## Begin Dataset excerpts
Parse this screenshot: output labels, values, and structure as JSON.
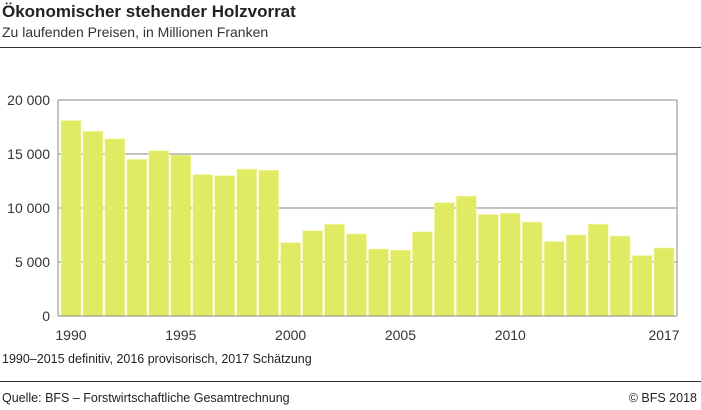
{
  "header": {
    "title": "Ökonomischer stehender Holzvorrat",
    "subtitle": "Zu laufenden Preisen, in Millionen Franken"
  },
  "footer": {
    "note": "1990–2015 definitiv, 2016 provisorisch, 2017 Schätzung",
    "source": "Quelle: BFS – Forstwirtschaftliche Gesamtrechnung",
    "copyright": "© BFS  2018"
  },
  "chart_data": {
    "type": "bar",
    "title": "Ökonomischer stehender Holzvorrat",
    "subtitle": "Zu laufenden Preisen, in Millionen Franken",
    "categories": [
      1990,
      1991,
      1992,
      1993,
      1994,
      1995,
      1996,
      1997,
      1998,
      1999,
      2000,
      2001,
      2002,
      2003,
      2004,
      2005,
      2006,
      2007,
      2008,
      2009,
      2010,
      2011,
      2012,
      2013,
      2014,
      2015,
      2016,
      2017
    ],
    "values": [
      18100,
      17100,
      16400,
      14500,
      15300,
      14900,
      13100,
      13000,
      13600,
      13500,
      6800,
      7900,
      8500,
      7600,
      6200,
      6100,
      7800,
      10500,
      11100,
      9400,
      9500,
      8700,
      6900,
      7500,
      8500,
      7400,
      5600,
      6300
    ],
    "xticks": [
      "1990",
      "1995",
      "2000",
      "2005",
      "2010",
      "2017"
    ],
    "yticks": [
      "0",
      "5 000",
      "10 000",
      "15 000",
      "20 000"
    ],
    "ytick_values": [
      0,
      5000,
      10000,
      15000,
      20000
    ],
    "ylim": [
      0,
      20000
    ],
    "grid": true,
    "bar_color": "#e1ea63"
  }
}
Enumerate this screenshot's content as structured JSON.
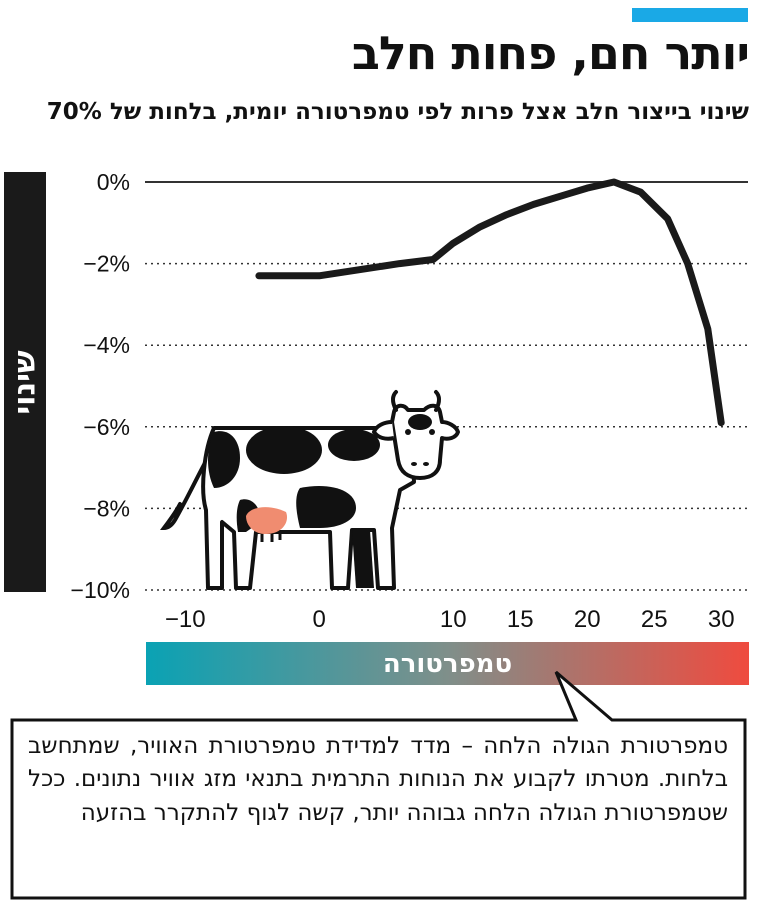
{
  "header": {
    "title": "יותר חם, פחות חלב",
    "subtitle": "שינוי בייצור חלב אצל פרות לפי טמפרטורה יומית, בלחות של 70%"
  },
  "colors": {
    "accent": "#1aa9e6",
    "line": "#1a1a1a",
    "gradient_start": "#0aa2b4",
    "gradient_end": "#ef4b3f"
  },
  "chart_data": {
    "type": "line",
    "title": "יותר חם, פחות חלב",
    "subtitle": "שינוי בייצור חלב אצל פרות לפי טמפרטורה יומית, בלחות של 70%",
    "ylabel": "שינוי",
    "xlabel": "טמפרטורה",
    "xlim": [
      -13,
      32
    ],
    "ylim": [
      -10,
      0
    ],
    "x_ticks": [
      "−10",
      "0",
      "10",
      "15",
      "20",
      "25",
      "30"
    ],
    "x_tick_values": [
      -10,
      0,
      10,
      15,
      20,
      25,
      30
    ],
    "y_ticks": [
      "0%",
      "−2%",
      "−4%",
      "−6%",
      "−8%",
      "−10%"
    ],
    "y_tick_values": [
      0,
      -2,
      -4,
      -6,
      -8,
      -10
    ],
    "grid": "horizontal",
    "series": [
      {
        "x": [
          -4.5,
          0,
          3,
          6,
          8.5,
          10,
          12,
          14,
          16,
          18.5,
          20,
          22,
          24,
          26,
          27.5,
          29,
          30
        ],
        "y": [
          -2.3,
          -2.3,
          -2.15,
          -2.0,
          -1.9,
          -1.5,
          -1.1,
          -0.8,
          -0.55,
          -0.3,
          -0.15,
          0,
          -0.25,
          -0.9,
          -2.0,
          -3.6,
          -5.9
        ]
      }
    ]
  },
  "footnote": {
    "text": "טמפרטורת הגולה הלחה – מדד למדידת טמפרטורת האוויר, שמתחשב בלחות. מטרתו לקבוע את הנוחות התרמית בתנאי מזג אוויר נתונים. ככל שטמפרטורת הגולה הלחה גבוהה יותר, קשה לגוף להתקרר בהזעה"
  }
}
## End Dataset excerpts
» Prompt: From the records, copy every line that has the string "בייצור" in it.

» Exercise solution:
    "subtitle": "שינוי בייצור חלב אצל פרות לפי טמפרטורה יומית, בלחות של 70%"
    "subtitle": "שינוי בייצור חלב אצל פרות לפי טמפרטורה יומית, בלחות של 70%",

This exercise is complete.